* _WRITTEN EXERCISE_
Exactly as they appear, output all of the records. Skip any images.

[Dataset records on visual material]
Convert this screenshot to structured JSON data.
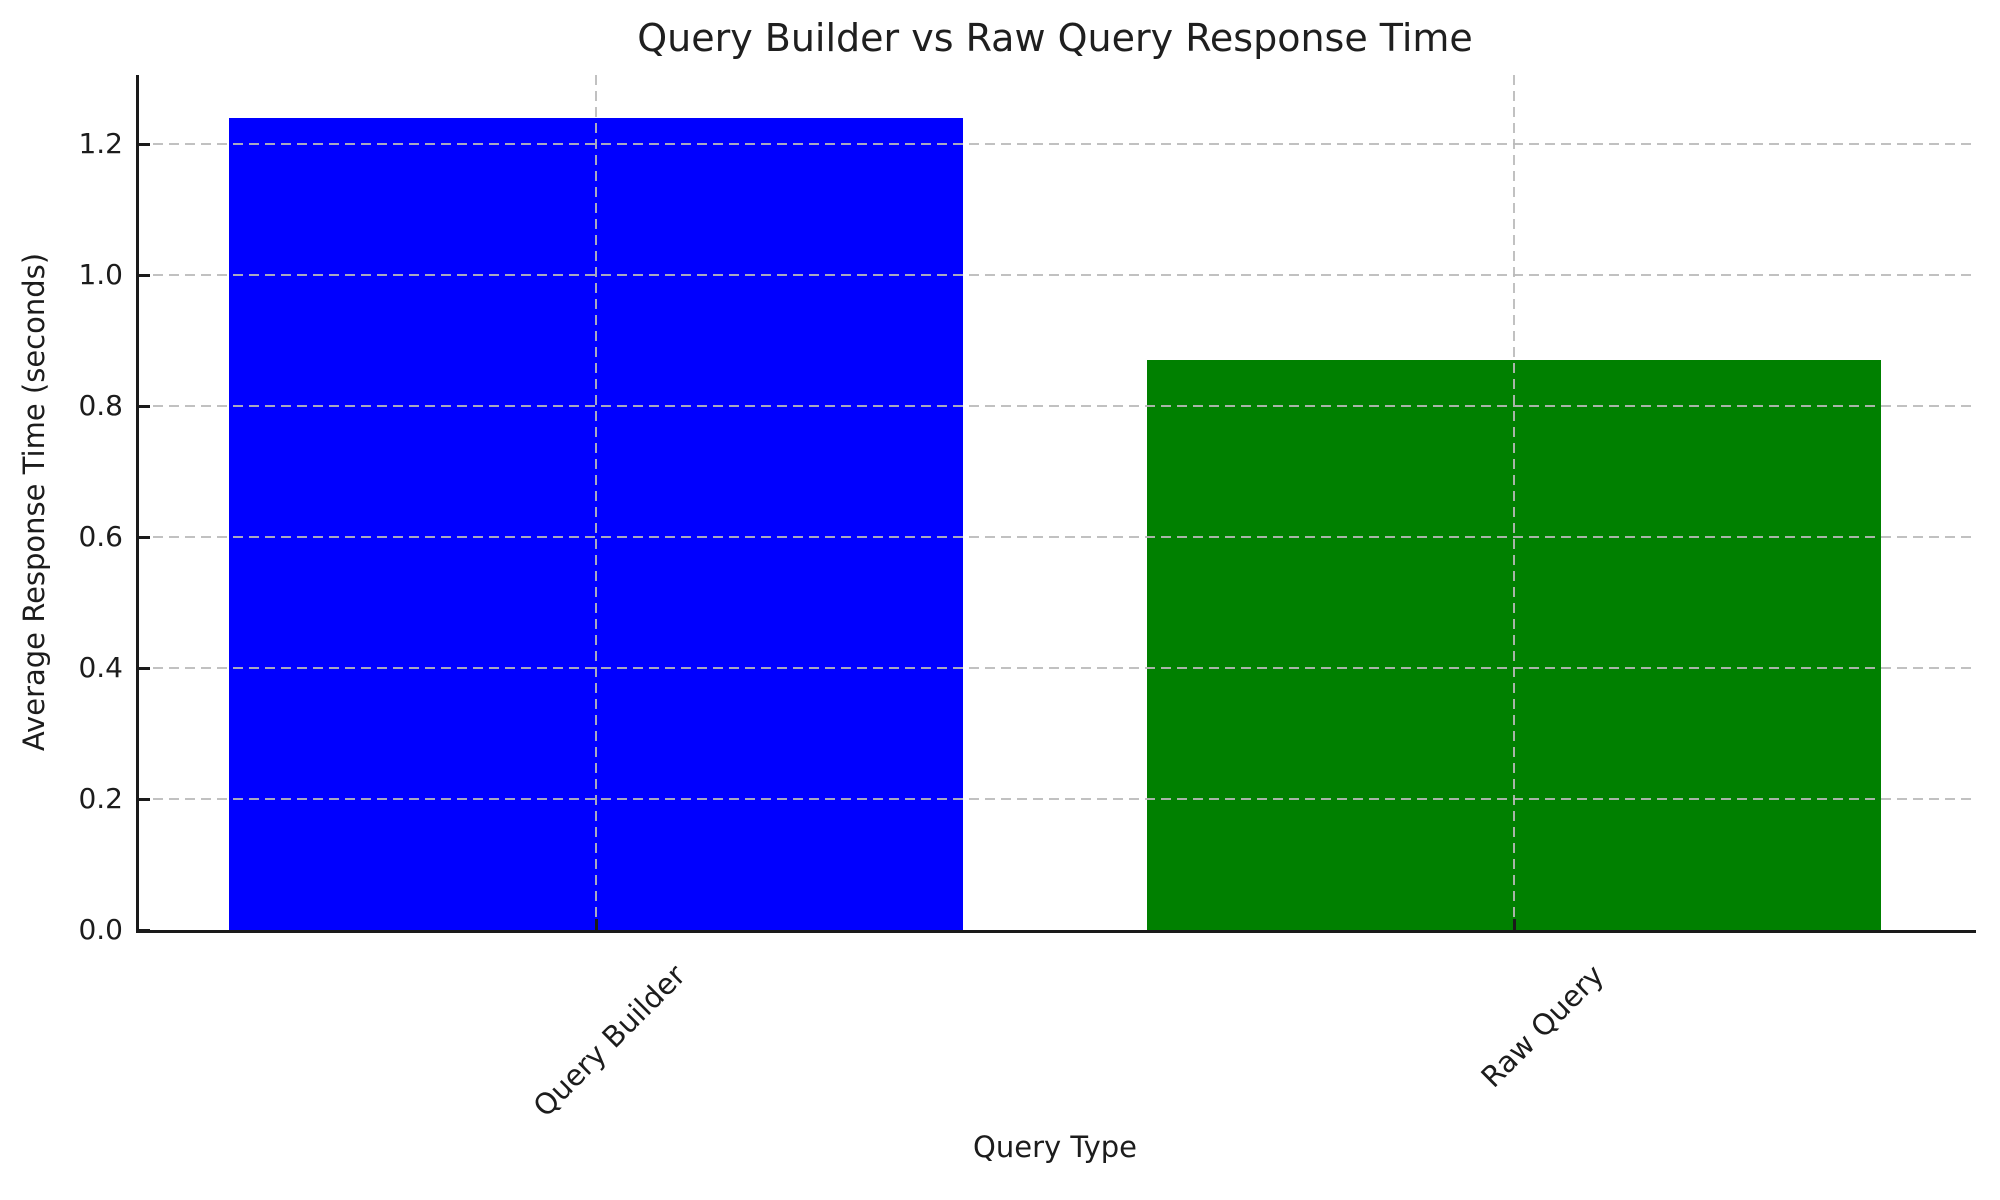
{
  "chart_data": {
    "type": "bar",
    "title": "Query Builder vs Raw Query Response Time",
    "xlabel": "Query Type",
    "ylabel": "Average Response Time (seconds)",
    "categories": [
      "Query Builder",
      "Raw Query"
    ],
    "values": [
      1.24,
      0.87
    ],
    "bar_colors": [
      "#0000ff",
      "#008000"
    ],
    "ylim": [
      0,
      1.306
    ],
    "yticks": [
      0,
      0.2,
      0.4,
      0.6,
      0.8,
      1.0,
      1.2
    ],
    "ytick_labels": [
      "0.0",
      "0.2",
      "0.4",
      "0.6",
      "0.8",
      "1.0",
      "1.2"
    ],
    "xtick_rotation_degrees": 45,
    "grid": {
      "style": "dashed",
      "color": "#bababa",
      "axes": "both",
      "drawn_above_bars": true
    },
    "tick_direction": "in",
    "legend": "none",
    "background_color": "#ffffff"
  }
}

* _TASK RESULT_
Convert this screenshot to structured JSON data.
{
  "chart_data": {
    "type": "bar",
    "title": "Query Builder vs Raw Query Response Time",
    "xlabel": "Query Type",
    "ylabel": "Average Response Time (seconds)",
    "categories": [
      "Query Builder",
      "Raw Query"
    ],
    "values": [
      1.24,
      0.87
    ],
    "bar_colors": [
      "#0000ff",
      "#008000"
    ],
    "ylim": [
      0,
      1.306
    ],
    "yticks": [
      0,
      0.2,
      0.4,
      0.6,
      0.8,
      1.0,
      1.2
    ],
    "ytick_labels": [
      "0.0",
      "0.2",
      "0.4",
      "0.6",
      "0.8",
      "1.0",
      "1.2"
    ],
    "xtick_rotation_degrees": 45,
    "grid": {
      "style": "dashed",
      "color": "#bababa",
      "axes": "both",
      "drawn_above_bars": true
    },
    "tick_direction": "in",
    "legend": "none",
    "background_color": "#ffffff"
  }
}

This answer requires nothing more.